## WORK REQUIRED
Reproduce the lines below without any change, starting at the first one and ending at the line that contains "- paragraph-broad-definition: [190, 442, 1050, 884]", with both of those lines included.

## LISTING
◇ ◇ ◇ ◇ ◇

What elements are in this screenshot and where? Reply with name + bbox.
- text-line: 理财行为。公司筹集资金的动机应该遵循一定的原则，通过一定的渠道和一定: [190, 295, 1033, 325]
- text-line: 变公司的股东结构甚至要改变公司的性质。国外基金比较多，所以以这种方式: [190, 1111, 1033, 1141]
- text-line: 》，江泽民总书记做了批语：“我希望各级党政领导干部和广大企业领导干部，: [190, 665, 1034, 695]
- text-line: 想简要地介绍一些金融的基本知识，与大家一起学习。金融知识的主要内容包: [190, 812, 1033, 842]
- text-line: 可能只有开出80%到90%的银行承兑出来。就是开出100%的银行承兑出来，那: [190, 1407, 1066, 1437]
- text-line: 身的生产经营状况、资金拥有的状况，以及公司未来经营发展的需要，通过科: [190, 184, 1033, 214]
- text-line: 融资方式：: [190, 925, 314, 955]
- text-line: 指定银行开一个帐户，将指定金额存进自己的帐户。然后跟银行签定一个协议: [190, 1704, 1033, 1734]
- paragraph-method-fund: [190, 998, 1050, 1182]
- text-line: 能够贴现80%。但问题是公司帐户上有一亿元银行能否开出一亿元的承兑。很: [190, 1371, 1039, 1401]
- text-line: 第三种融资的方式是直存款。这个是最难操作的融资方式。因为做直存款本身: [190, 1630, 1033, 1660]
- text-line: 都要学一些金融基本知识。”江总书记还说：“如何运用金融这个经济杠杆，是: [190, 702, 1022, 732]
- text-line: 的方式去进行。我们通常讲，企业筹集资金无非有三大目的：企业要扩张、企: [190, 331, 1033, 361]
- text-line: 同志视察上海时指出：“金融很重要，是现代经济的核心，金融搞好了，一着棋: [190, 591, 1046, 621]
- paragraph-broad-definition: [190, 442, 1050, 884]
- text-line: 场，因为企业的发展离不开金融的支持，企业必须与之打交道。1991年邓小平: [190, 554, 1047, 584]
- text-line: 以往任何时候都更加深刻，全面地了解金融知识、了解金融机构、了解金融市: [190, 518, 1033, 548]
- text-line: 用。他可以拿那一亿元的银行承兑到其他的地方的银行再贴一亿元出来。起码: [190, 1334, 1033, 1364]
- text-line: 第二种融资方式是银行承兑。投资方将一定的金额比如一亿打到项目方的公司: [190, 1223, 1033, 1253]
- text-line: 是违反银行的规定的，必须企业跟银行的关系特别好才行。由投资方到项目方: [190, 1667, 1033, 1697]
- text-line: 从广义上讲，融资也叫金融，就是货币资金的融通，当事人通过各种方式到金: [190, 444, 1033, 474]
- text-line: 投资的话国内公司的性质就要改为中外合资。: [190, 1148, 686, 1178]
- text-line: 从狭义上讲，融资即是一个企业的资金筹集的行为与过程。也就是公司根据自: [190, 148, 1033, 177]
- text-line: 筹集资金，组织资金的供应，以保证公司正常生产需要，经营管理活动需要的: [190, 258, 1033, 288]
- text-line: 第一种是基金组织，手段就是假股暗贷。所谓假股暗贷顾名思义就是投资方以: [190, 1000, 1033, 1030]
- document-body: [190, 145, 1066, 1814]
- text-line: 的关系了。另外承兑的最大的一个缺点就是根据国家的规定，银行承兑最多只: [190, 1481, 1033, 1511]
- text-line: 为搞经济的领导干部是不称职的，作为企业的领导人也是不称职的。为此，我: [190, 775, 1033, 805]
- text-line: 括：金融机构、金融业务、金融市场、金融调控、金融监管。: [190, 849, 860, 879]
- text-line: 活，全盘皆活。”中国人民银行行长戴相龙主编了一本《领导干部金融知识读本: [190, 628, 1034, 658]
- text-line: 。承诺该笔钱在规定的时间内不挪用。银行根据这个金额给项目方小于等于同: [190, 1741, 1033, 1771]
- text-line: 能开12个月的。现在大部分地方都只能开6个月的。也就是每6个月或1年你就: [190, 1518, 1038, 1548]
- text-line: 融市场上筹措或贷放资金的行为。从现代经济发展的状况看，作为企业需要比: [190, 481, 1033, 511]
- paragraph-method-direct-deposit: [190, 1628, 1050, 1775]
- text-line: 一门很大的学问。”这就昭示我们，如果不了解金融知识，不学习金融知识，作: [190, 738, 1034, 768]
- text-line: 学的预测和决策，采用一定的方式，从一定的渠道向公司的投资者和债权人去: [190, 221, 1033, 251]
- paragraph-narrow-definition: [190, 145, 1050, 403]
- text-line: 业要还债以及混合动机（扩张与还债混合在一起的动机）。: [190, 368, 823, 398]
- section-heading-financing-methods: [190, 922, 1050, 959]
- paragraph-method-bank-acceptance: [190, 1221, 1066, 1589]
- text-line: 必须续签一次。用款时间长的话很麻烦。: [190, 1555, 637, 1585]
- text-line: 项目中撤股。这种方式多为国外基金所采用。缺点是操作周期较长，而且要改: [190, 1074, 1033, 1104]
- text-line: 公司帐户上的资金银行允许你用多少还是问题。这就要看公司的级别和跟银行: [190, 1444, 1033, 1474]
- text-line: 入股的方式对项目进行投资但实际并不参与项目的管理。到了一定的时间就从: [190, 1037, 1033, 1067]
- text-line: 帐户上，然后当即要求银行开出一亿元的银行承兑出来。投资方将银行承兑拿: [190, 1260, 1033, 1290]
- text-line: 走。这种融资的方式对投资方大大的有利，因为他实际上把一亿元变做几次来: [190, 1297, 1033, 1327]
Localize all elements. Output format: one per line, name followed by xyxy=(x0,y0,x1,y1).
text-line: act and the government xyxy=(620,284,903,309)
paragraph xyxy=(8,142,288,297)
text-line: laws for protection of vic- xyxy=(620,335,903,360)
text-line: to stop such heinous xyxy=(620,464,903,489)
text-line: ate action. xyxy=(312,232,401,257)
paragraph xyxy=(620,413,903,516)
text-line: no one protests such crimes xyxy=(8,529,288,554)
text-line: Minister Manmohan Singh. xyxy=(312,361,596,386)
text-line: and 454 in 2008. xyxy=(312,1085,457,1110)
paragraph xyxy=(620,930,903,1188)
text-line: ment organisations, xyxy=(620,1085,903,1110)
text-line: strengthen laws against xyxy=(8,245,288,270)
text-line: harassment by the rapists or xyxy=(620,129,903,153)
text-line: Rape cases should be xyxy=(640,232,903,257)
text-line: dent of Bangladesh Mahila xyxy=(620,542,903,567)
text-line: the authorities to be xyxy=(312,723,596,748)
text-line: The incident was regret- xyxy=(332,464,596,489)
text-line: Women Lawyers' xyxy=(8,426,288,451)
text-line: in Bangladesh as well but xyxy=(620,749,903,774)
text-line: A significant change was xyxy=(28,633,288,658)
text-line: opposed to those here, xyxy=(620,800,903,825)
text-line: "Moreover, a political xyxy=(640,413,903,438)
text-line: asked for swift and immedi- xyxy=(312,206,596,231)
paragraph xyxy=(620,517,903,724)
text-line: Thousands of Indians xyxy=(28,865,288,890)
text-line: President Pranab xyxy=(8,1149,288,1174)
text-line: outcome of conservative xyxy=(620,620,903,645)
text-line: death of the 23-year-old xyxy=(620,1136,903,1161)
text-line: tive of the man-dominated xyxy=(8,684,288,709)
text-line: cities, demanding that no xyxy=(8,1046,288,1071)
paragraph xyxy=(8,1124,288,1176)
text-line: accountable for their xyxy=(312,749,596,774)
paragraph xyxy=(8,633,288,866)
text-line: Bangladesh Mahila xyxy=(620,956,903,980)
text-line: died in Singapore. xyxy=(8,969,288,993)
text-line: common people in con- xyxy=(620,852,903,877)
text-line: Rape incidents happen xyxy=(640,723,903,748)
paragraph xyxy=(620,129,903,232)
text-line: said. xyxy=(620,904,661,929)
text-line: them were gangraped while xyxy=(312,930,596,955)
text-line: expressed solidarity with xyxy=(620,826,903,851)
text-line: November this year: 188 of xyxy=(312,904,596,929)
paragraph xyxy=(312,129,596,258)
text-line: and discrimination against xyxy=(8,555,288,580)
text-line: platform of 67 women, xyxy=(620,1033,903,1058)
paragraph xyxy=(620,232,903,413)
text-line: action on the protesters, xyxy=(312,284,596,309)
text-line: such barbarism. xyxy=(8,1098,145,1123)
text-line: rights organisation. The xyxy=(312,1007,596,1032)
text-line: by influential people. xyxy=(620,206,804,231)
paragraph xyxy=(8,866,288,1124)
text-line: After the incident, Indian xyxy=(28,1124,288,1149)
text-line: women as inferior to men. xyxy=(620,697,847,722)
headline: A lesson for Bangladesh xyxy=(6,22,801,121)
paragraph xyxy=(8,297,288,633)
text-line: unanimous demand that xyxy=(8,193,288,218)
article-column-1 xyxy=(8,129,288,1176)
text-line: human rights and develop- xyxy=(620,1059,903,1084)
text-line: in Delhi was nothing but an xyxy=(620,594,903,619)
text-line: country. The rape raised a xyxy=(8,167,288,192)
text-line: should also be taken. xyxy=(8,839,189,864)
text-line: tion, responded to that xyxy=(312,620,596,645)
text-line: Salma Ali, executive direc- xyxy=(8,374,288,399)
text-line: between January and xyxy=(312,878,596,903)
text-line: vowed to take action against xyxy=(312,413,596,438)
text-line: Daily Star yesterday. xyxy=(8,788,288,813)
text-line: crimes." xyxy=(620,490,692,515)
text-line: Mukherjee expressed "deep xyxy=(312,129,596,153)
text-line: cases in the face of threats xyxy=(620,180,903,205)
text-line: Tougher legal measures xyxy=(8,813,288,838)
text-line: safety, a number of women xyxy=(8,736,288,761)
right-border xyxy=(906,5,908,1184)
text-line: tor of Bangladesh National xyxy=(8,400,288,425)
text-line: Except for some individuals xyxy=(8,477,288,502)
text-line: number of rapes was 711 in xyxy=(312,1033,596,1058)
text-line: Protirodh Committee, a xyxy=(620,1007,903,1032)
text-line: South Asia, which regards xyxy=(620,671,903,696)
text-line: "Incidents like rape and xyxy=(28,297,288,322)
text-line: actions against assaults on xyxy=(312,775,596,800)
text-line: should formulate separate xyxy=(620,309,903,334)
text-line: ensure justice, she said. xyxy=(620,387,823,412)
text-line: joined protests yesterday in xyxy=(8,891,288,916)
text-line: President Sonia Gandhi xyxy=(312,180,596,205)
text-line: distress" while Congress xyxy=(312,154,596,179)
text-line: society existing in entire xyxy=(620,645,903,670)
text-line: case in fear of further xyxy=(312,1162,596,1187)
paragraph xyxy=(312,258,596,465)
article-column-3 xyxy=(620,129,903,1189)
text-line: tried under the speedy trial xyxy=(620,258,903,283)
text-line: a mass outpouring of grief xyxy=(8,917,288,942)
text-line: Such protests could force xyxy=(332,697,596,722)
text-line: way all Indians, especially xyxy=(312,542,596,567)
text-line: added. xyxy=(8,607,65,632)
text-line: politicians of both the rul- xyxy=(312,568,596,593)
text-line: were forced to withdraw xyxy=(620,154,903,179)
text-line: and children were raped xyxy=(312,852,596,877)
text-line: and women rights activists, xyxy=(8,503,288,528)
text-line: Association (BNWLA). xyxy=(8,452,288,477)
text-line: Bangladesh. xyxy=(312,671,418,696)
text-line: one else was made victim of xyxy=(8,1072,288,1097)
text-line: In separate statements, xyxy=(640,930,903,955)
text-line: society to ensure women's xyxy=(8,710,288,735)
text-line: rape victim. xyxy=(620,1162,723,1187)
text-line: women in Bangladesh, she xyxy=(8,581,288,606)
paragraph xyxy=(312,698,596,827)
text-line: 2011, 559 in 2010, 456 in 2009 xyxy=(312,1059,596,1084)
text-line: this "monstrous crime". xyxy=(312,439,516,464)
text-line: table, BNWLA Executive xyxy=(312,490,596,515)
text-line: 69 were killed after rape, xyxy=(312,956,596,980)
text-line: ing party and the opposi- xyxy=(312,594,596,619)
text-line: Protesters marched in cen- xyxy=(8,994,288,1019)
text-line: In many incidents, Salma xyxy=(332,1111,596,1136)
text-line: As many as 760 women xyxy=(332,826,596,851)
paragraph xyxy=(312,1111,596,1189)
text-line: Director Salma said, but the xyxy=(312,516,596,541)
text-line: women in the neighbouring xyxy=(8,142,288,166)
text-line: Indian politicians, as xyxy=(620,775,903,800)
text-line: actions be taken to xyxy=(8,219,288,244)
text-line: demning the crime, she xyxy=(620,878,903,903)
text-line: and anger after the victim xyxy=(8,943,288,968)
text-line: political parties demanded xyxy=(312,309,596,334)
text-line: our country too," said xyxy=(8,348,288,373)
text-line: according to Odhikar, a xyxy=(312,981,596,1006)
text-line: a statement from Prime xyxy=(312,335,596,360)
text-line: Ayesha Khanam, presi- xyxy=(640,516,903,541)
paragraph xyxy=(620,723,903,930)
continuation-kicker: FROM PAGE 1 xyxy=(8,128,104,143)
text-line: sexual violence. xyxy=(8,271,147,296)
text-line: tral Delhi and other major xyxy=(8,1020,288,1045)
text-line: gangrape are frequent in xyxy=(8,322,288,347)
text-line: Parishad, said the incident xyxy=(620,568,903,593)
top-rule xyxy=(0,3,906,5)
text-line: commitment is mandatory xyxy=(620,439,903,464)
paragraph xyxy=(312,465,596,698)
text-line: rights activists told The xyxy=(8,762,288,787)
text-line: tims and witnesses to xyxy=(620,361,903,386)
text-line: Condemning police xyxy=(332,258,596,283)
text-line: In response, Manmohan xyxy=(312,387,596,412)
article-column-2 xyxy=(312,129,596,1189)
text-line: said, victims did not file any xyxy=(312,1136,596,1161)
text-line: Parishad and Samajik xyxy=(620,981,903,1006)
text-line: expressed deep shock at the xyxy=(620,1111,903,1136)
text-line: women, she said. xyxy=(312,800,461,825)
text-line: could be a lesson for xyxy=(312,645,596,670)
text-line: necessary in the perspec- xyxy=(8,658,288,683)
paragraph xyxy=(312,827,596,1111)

◇ ◇ ◇ ◇ ◇

## COMPLETED TASK
What elements are in this screenshot and where? Reply with name + bbox.
- text-line: 理财行为。公司筹集资金的动机应该遵循一定的原则，通过一定的渠道和一定: [190, 295, 1033, 325]
- text-line: 变公司的股东结构甚至要改变公司的性质。国外基金比较多，所以以这种方式: [190, 1111, 1033, 1141]
- text-line: 》，江泽民总书记做了批语：“我希望各级党政领导干部和广大企业领导干部，: [190, 665, 1034, 695]
- text-line: 想简要地介绍一些金融的基本知识，与大家一起学习。金融知识的主要内容包: [190, 812, 1033, 842]
- text-line: 可能只有开出80%到90%的银行承兑出来。就是开出100%的银行承兑出来，那: [190, 1407, 1066, 1437]
- text-line: 身的生产经营状况、资金拥有的状况，以及公司未来经营发展的需要，通过科: [190, 184, 1033, 214]
- text-line: 融资方式：: [190, 925, 314, 955]
- text-line: 指定银行开一个帐户，将指定金额存进自己的帐户。然后跟银行签定一个协议: [190, 1704, 1033, 1734]
- paragraph-method-fund: [190, 998, 1050, 1182]
- text-line: 能够贴现80%。但问题是公司帐户上有一亿元银行能否开出一亿元的承兑。很: [190, 1371, 1039, 1401]
- text-line: 第三种融资的方式是直存款。这个是最难操作的融资方式。因为做直存款本身: [190, 1630, 1033, 1660]
- text-line: 都要学一些金融基本知识。”江总书记还说：“如何运用金融这个经济杠杆，是: [190, 702, 1022, 732]
- text-line: 的方式去进行。我们通常讲，企业筹集资金无非有三大目的：企业要扩张、企: [190, 331, 1033, 361]
- text-line: 同志视察上海时指出：“金融很重要，是现代经济的核心，金融搞好了，一着棋: [190, 591, 1046, 621]
- paragraph-broad-definition: [190, 442, 1050, 884]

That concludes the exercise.